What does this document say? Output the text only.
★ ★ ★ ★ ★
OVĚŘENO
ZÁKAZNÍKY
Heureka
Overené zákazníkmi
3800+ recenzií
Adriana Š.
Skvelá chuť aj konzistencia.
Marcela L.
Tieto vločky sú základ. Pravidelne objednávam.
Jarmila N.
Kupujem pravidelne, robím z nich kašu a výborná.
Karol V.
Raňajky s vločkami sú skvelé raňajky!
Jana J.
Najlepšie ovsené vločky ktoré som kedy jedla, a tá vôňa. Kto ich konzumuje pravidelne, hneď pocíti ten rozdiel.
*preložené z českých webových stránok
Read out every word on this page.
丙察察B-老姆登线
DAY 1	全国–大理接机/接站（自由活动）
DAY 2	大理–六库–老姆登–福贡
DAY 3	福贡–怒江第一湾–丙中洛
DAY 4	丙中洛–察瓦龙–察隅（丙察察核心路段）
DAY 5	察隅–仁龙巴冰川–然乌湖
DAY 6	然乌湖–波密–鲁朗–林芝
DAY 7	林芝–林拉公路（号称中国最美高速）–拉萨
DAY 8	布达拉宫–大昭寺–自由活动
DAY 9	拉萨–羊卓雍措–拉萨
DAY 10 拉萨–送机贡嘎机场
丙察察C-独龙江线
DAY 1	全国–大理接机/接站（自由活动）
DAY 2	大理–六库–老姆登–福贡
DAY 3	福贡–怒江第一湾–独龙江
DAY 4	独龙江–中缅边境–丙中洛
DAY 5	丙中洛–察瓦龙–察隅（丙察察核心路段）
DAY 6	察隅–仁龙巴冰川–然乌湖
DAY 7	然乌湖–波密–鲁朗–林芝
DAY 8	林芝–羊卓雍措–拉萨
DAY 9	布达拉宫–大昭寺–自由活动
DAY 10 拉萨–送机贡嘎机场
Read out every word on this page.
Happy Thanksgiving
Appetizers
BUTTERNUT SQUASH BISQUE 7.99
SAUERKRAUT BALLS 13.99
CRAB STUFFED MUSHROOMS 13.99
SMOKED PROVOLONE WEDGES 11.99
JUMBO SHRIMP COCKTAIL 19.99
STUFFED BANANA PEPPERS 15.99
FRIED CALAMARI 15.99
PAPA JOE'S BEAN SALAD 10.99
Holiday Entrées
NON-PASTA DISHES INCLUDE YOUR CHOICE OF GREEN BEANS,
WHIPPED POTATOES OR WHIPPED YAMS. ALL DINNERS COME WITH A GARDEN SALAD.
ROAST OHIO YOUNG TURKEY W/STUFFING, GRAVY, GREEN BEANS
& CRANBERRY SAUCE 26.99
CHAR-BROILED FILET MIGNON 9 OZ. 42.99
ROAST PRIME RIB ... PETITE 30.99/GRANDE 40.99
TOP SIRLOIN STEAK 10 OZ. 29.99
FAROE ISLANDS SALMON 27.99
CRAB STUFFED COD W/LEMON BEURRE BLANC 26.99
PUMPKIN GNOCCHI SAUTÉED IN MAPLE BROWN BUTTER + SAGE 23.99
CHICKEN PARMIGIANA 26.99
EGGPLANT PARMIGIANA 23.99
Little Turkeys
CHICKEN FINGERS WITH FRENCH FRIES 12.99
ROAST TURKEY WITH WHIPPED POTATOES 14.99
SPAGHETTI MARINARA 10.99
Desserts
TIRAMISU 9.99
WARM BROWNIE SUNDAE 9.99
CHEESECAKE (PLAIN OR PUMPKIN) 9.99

- - -

> **DO THIS**
Copy every line of the records above that holds the word "WHIPPED".

> **ANSWER TO THIS PROBLEM**
WHIPPED POTATOES OR WHIPPED YAMS. ALL DINNERS COME WITH A GARDEN SALAD.
ROAST TURKEY WITH WHIPPED POTATOES 14.99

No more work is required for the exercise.